··· ENTRIES
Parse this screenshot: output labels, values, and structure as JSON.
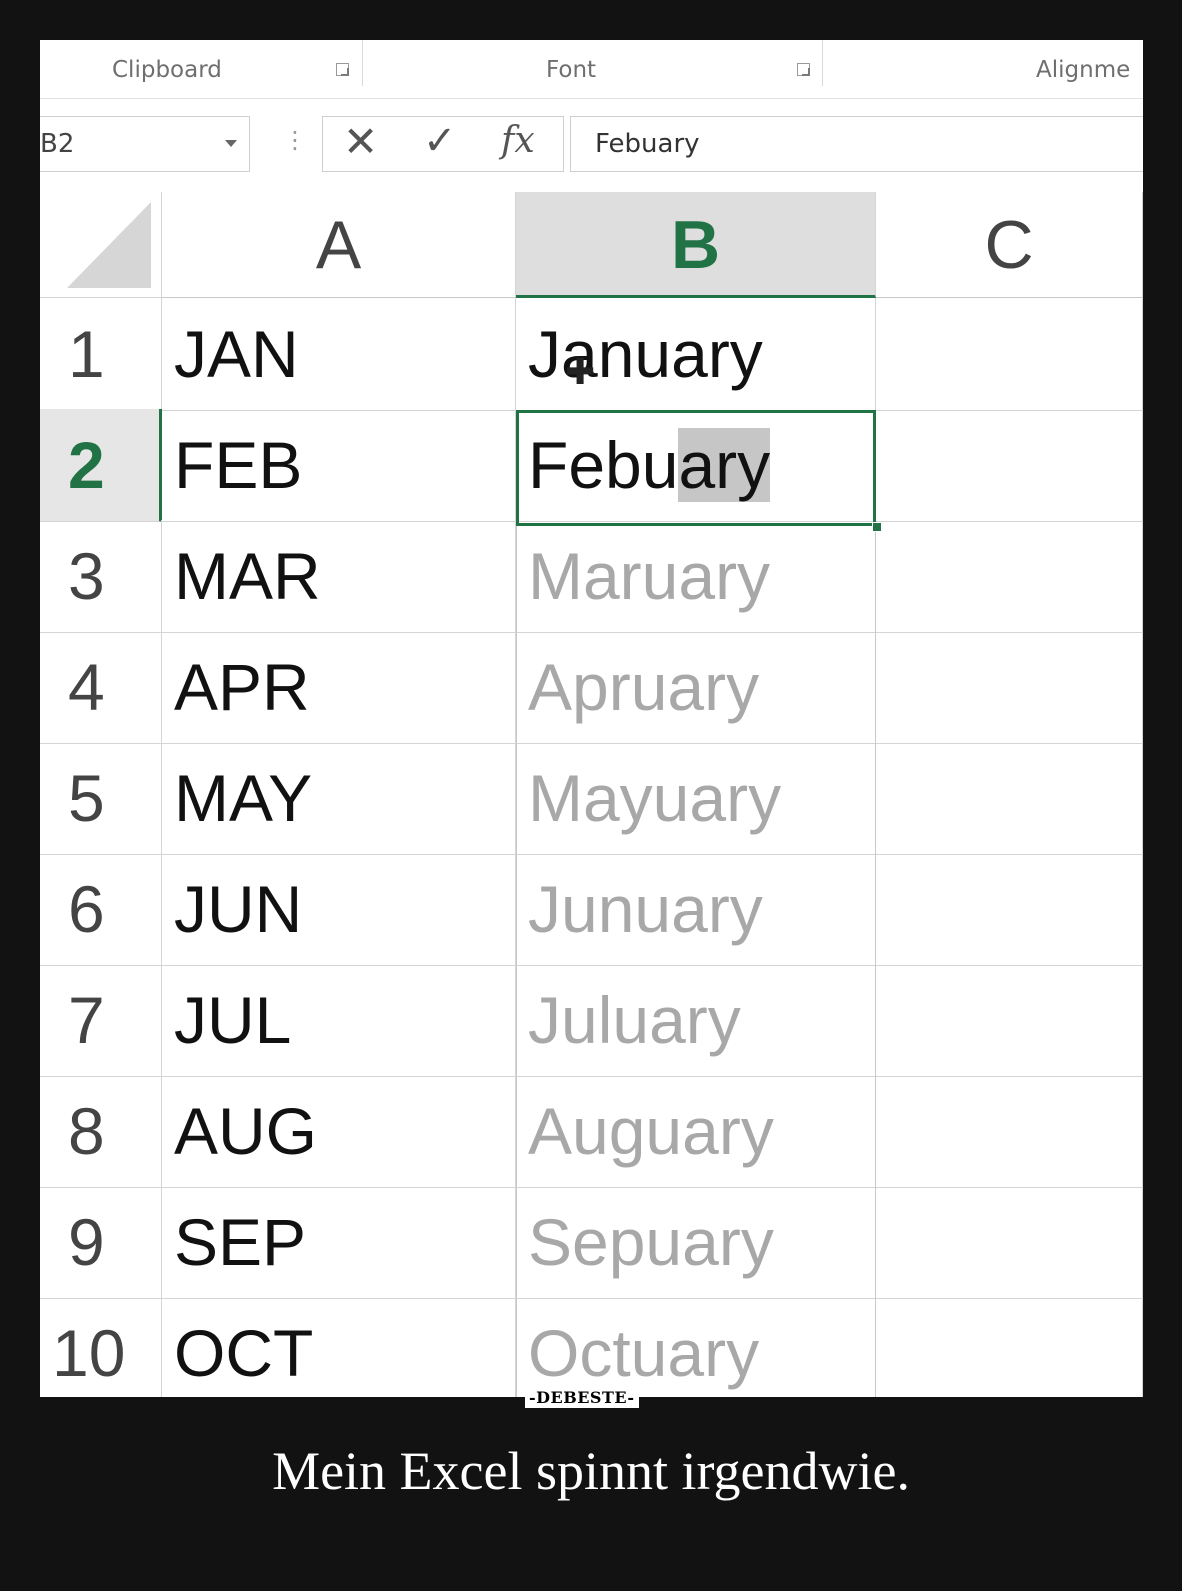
{
  "ribbon": {
    "groups": [
      {
        "label": "Clipboard"
      },
      {
        "label": "Font"
      },
      {
        "label": "Alignme"
      }
    ]
  },
  "formula_bar": {
    "name_box": "B2",
    "cancel_icon": "✕",
    "enter_icon": "✓",
    "fx_label": "fx",
    "content": "Febuary"
  },
  "columns": [
    "A",
    "B",
    "C"
  ],
  "selected_column": "B",
  "selected_row": "2",
  "rows": [
    {
      "num": "1",
      "a": "JAN",
      "b": "January",
      "ghost": false
    },
    {
      "num": "2",
      "a": "FEB",
      "b": "Febuary",
      "ghost": false
    },
    {
      "num": "3",
      "a": "MAR",
      "b": "Maruary",
      "ghost": true
    },
    {
      "num": "4",
      "a": "APR",
      "b": "Apruary",
      "ghost": true
    },
    {
      "num": "5",
      "a": "MAY",
      "b": "Mayuary",
      "ghost": true
    },
    {
      "num": "6",
      "a": "JUN",
      "b": "Junuary",
      "ghost": true
    },
    {
      "num": "7",
      "a": "JUL",
      "b": "Juluary",
      "ghost": true
    },
    {
      "num": "8",
      "a": "AUG",
      "b": "Auguary",
      "ghost": true
    },
    {
      "num": "9",
      "a": "SEP",
      "b": "Sepuary",
      "ghost": true
    },
    {
      "num": "10",
      "a": "OCT",
      "b": "Octuary",
      "ghost": true
    }
  ],
  "row2_highlight": {
    "prefix": "Febu",
    "highlight": "ary"
  },
  "watermark": "-DEBESTE-",
  "caption": "Mein Excel spinnt irgendwie.",
  "colors": {
    "accent": "#217346",
    "ghost_text": "#a8a8a8",
    "background": "#121212"
  }
}
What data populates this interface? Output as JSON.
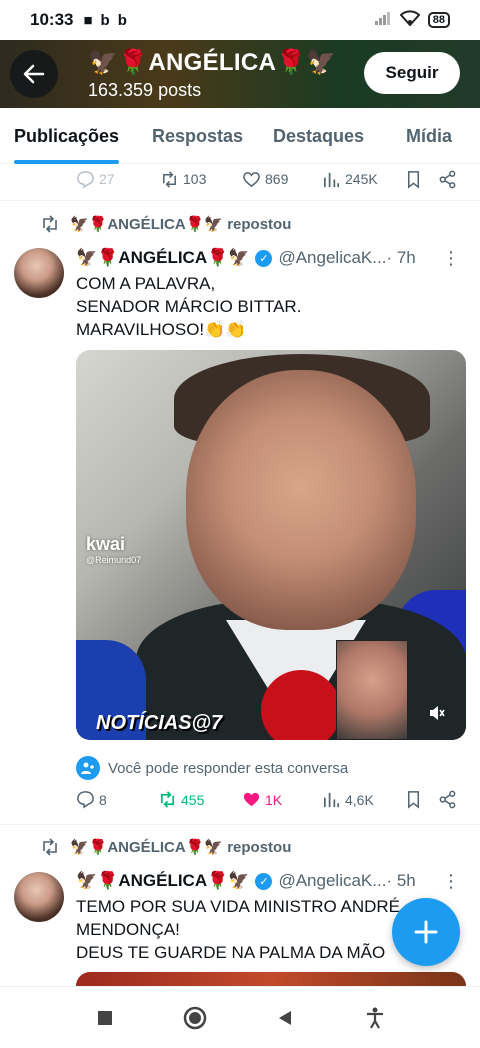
{
  "status_bar": {
    "time": "10:33",
    "icons": [
      "video-icon",
      "b-icon",
      "b-icon"
    ],
    "battery": "88"
  },
  "header": {
    "name": "🦅🌹ANGÉLICA🌹🦅",
    "posts": "163.359 posts",
    "follow_label": "Seguir"
  },
  "tabs": [
    {
      "label": "Publicações",
      "active": true
    },
    {
      "label": "Respostas",
      "active": false
    },
    {
      "label": "Destaques",
      "active": false
    },
    {
      "label": "Mídia",
      "active": false
    }
  ],
  "prev_actions": {
    "replies": "27",
    "reposts": "103",
    "likes": "869",
    "views": "245K"
  },
  "post1": {
    "repost_label": "🦅🌹ANGÉLICA🌹🦅 repostou",
    "author": "🦅🌹ANGÉLICA🌹🦅",
    "handle": "@AngelicaK...",
    "time": " · 7h",
    "text_line1": "COM A PALAVRA,",
    "text_line2": "SENADOR MÁRCIO BITTAR.",
    "text_line3": "MARAVILHOSO!👏👏",
    "media_watermark": "kwai",
    "media_watermark_user": "@Reimund07",
    "media_caption": "NOTÍCIAS@7",
    "reply_note": "Você pode responder esta conversa",
    "replies": "8",
    "reposts": "455",
    "likes": "1K",
    "views": "4,6K"
  },
  "post2": {
    "repost_label": "🦅🌹ANGÉLICA🌹🦅 repostou",
    "author": "🦅🌹ANGÉLICA🌹🦅",
    "handle": "@AngelicaK...",
    "time": " · 5h",
    "text_line1": "TEMO POR SUA VIDA MINISTRO ANDRÉ",
    "text_line2": "MENDONÇA!",
    "text_line3": "DEUS TE GUARDE NA PALMA DA MÃO"
  },
  "colors": {
    "accent": "#1d9bf0",
    "repost_green": "#00ba7c",
    "like_pink": "#f91880",
    "muted": "#536471"
  }
}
······
> **SET PROBLEM**:
Write out exactly the lines from the one that contains "What data populates" through the last line of the data above, both included. Leave every picture out.

> **EXERCISE ANSWER**:
What data populates this interface? Output as JSON.
{
  "status_bar": {
    "time": "10:33",
    "icons": [
      "video-icon",
      "b-icon",
      "b-icon"
    ],
    "battery": "88"
  },
  "header": {
    "name": "🦅🌹ANGÉLICA🌹🦅",
    "posts": "163.359 posts",
    "follow_label": "Seguir"
  },
  "tabs": [
    {
      "label": "Publicações",
      "active": true
    },
    {
      "label": "Respostas",
      "active": false
    },
    {
      "label": "Destaques",
      "active": false
    },
    {
      "label": "Mídia",
      "active": false
    }
  ],
  "prev_actions": {
    "replies": "27",
    "reposts": "103",
    "likes": "869",
    "views": "245K"
  },
  "post1": {
    "repost_label": "🦅🌹ANGÉLICA🌹🦅 repostou",
    "author": "🦅🌹ANGÉLICA🌹🦅",
    "handle": "@AngelicaK...",
    "time": " · 7h",
    "text_line1": "COM A PALAVRA,",
    "text_line2": "SENADOR MÁRCIO BITTAR.",
    "text_line3": "MARAVILHOSO!👏👏",
    "media_watermark": "kwai",
    "media_watermark_user": "@Reimund07",
    "media_caption": "NOTÍCIAS@7",
    "reply_note": "Você pode responder esta conversa",
    "replies": "8",
    "reposts": "455",
    "likes": "1K",
    "views": "4,6K"
  },
  "post2": {
    "repost_label": "🦅🌹ANGÉLICA🌹🦅 repostou",
    "author": "🦅🌹ANGÉLICA🌹🦅",
    "handle": "@AngelicaK...",
    "time": " · 5h",
    "text_line1": "TEMO POR SUA VIDA MINISTRO ANDRÉ",
    "text_line2": "MENDONÇA!",
    "text_line3": "DEUS TE GUARDE NA PALMA DA MÃO"
  },
  "colors": {
    "accent": "#1d9bf0",
    "repost_green": "#00ba7c",
    "like_pink": "#f91880",
    "muted": "#536471"
  }
}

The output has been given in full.